== What the task requires ==
How might the news article on Iran's ambassador criticizing the U.S.-led strikes on Syria continue? Write the next part, picking up after its last sentence.

== Text excerpt ==
+===+
Iranian diplomat says unilateral U.S.-led attacks on Syria are worrisome

April 22, 2018 - 19:43

Iran’s Ambassador to London Hamid Baeedinejad has said that the U.S.-led attacks on Syria are worrisome and go against the UN Charter.

“The response by President Trump and his allies to the alleged use of chemical weapons by Syria shows there is a willingness by some countries to resort to unilateral policies to enforce disarmament obligations despite there being an internationally verifiable treaty in place. This is quite worrisome,” he wrote in an article published by online newspaper The Independent on Saturday.

The U.S., UK and France fired about 100 missiles at Syria on April 14. The attack took place one week after a suspected chemical weapons attack in the Syrian town of Douma near Damascus. The attackers claimed the Syrian government was responsible for the attack. However, the government rejected the claim.

Following is an excerpt of Baeedinejad’s article:

It remains unclear why the Organization for the Prohibition of Chemical Weapons (OPCW), which is legally and internationally empowered to enforce verification of such weapons’ use, was not fully employed in relation to the alleged chemical attack in Douma. It is also unclear why the US and its allies could not postpone their action until the inspectors, who were already on their own way, could reach Douma and start their inspection activity.
+===+
Page layout parsing data
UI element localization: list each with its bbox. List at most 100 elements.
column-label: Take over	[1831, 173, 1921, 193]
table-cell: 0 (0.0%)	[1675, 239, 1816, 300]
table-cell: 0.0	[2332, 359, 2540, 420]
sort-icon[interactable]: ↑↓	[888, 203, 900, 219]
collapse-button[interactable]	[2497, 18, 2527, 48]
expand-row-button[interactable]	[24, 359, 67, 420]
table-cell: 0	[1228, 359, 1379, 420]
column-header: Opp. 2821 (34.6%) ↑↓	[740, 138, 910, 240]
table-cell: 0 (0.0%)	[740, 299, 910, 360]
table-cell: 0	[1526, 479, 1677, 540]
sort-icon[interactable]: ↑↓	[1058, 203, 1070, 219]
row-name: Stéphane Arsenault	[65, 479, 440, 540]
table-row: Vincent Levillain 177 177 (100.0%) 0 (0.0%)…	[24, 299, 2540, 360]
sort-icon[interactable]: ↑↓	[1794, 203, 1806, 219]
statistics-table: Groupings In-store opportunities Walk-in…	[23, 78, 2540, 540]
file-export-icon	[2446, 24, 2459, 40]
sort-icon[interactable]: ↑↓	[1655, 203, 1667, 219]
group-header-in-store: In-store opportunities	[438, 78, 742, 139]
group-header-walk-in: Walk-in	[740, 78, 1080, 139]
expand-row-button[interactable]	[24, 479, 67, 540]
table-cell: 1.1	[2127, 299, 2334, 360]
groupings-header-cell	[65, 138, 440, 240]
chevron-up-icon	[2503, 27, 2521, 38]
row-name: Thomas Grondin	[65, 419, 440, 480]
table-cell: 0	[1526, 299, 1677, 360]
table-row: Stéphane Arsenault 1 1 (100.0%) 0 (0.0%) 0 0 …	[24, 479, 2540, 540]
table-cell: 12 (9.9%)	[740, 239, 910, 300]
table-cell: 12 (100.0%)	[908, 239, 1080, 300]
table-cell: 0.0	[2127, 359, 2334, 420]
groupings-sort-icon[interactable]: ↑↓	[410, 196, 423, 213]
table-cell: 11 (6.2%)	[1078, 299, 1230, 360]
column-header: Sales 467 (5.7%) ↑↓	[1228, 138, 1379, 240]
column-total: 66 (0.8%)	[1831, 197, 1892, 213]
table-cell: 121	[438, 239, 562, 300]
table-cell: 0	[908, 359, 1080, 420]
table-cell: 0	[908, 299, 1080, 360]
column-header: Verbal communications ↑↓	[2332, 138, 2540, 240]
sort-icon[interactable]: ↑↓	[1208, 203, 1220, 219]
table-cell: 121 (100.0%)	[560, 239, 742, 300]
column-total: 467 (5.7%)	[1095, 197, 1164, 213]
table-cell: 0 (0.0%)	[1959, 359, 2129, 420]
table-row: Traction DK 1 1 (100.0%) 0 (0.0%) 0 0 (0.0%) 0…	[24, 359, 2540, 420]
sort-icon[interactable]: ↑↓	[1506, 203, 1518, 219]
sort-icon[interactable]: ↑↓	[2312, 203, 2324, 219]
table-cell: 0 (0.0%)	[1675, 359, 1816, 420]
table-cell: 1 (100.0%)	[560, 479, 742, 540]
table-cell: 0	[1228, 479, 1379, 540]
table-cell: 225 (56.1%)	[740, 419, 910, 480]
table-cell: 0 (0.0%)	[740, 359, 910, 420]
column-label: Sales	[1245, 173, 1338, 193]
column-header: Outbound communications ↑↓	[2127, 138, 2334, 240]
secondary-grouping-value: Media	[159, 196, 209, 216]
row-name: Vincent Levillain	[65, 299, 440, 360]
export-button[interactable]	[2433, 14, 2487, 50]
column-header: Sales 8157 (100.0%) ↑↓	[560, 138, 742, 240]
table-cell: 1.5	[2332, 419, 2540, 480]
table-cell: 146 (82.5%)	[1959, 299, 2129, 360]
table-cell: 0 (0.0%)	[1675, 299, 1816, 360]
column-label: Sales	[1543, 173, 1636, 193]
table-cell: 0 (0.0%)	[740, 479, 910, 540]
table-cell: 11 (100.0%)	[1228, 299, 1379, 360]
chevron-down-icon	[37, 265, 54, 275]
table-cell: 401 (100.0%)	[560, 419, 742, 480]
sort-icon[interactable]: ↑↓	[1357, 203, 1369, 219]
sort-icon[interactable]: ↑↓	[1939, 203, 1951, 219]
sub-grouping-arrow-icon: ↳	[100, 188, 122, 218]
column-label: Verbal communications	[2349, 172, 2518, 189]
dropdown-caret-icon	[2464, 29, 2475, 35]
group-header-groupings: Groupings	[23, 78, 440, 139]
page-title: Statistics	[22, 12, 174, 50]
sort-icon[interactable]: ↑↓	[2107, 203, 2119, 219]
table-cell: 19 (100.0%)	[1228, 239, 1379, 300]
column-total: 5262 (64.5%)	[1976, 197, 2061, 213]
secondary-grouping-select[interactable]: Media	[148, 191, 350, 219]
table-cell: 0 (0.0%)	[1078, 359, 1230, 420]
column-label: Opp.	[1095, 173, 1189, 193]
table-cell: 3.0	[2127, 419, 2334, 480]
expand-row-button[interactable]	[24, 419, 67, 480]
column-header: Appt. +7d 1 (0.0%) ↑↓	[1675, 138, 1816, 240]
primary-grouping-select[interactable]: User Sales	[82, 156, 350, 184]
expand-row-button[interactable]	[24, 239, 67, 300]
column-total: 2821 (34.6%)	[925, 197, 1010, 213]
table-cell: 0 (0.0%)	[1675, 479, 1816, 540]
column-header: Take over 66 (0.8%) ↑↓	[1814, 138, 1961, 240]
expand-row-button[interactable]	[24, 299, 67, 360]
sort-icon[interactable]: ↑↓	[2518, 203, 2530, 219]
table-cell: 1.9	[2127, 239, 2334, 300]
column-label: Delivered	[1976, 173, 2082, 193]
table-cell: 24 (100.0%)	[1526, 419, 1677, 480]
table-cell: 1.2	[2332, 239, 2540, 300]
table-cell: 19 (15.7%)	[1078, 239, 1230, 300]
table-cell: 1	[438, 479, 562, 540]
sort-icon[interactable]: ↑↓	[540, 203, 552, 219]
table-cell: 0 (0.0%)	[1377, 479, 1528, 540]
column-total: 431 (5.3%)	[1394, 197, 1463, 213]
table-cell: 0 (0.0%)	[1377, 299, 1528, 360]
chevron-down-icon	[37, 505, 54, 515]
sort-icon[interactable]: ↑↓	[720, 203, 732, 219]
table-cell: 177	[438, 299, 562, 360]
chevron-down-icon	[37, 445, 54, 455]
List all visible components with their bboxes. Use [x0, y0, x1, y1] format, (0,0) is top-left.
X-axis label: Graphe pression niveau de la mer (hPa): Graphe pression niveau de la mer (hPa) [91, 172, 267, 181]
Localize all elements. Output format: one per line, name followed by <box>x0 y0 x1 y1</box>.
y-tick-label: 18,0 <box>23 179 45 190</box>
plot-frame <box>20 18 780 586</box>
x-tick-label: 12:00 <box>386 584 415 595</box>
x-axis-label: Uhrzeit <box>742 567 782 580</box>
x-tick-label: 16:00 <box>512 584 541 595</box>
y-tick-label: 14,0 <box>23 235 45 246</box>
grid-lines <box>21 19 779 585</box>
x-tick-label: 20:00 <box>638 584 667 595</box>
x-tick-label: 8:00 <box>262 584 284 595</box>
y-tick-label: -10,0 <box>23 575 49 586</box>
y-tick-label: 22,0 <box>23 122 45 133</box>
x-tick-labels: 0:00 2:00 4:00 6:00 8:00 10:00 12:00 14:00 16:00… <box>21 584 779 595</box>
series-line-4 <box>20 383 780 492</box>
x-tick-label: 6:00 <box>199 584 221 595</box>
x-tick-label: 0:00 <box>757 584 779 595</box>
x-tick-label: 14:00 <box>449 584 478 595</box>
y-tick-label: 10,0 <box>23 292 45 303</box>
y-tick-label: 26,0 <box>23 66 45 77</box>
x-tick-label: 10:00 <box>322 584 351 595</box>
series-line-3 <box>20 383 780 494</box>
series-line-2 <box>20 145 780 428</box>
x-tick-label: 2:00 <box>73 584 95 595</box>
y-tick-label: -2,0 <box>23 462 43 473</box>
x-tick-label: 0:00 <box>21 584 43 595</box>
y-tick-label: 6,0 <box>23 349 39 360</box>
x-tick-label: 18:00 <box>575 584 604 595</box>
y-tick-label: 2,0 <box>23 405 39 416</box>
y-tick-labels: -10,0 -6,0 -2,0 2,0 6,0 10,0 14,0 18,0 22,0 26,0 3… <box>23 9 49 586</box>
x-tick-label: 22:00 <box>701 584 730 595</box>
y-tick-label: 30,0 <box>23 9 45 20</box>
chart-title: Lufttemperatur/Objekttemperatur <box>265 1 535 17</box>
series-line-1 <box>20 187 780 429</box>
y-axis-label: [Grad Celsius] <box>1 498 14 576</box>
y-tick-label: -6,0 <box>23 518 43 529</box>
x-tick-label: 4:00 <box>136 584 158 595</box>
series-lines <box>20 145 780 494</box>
+===+
== Answer for the task ==
As a party to the convention, Syria says it is committed to allowing the inspection team to fully investigate the allegations of chemical weapons having been used. Syria had already fulfilled its undertakings to destroy stockpiles of such weaponry, with the OPCW reporting the destruction as complete. There is no obvious impediment to the OPCW conducting a comprehensive inspection to verify the alleged use – and accordingly production and stockpiling – of chemical weapons in Douma. 

Unfortunately, the U.S., the UK and France acted in total disregard of the terms of the CWC and resorted to a unilateral assault on Syria, without authorisation from the UN, which is a clear violation of the UN Charter and against international law.

In the aftermath of the military move by America and its friends, there is a new concern, which is that if OPCW inspectors cannot find conclusive traces of chemical weapons having been used, the U.S. and its allies will claim that Syria deliberately wiped out the evidence. Although technically speaking chlorine (the gas alleged to have been used in Douma) is a substance which could fade away relatively easily, Sarin, the nerve agent which is also alleged to have been deployed, is quite persistent in the environment and its traces could be collected through environmental sampling.

The response by President Trump and his allies to the alleged use of chemical weapons by Syria shows there is a willingness by some countries to resort to unilateral policies to enforce disarmament obligations despite there being an internationally verifiable treaty in place. This is quite worrisome. 

After all, such action undermines global and multilateral efforts against the development and use of weapons of mass destruction; it also endangers global and regional peace and security.

And the effective enforcement of international law is maintained when all countries, large and small, strong and weak, accept that such international rules should be applied as international standards. Let us hope that unilateralism can be stopped and multilateralism be restored.